** Begin Records for processing **

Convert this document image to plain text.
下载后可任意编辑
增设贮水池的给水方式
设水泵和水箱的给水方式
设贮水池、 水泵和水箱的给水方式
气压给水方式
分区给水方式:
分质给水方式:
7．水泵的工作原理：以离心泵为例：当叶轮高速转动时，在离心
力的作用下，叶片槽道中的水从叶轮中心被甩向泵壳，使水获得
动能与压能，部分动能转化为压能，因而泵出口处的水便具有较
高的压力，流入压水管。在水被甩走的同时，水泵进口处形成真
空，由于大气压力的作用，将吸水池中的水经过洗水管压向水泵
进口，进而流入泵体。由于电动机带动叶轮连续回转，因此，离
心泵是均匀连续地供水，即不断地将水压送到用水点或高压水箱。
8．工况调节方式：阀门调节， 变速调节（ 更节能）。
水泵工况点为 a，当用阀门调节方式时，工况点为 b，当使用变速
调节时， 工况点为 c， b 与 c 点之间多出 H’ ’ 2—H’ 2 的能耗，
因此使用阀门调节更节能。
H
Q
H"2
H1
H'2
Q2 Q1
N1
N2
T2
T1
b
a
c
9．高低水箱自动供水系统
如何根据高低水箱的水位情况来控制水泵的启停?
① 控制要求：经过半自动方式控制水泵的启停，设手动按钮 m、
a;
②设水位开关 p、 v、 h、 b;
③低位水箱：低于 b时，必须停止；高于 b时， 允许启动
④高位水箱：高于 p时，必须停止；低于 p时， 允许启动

** End Records for processing **

Direction: Write the data from above out again, exactly.

Exercise answer:
Convert this document image to plain text.
下载后可任意编辑
增设贮水池的给水方式
设水泵和水箱的给水方式
设贮水池、 水泵和水箱的给水方式
气压给水方式
分区给水方式:
分质给水方式:
7．水泵的工作原理：以离心泵为例：当叶轮高速转动时，在离心
力的作用下，叶片槽道中的水从叶轮中心被甩向泵壳，使水获得
动能与压能，部分动能转化为压能，因而泵出口处的水便具有较
高的压力，流入压水管。在水被甩走的同时，水泵进口处形成真
空，由于大气压力的作用，将吸水池中的水经过洗水管压向水泵
进口，进而流入泵体。由于电动机带动叶轮连续回转，因此，离
心泵是均匀连续地供水，即不断地将水压送到用水点或高压水箱。
8．工况调节方式：阀门调节， 变速调节（ 更节能）。
水泵工况点为 a，当用阀门调节方式时，工况点为 b，当使用变速
调节时， 工况点为 c， b 与 c 点之间多出 H’ ’ 2—H’ 2 的能耗，
因此使用阀门调节更节能。
H
Q
H"2
H1
H'2
Q2 Q1
N1
N2
T2
T1
b
a
c
9．高低水箱自动供水系统
如何根据高低水箱的水位情况来控制水泵的启停?
① 控制要求：经过半自动方式控制水泵的启停，设手动按钮 m、
a;
②设水位开关 p、 v、 h、 b;
③低位水箱：低于 b时，必须停止；高于 b时， 允许启动
④高位水箱：高于 p时，必须停止；低于 p时， 允许启动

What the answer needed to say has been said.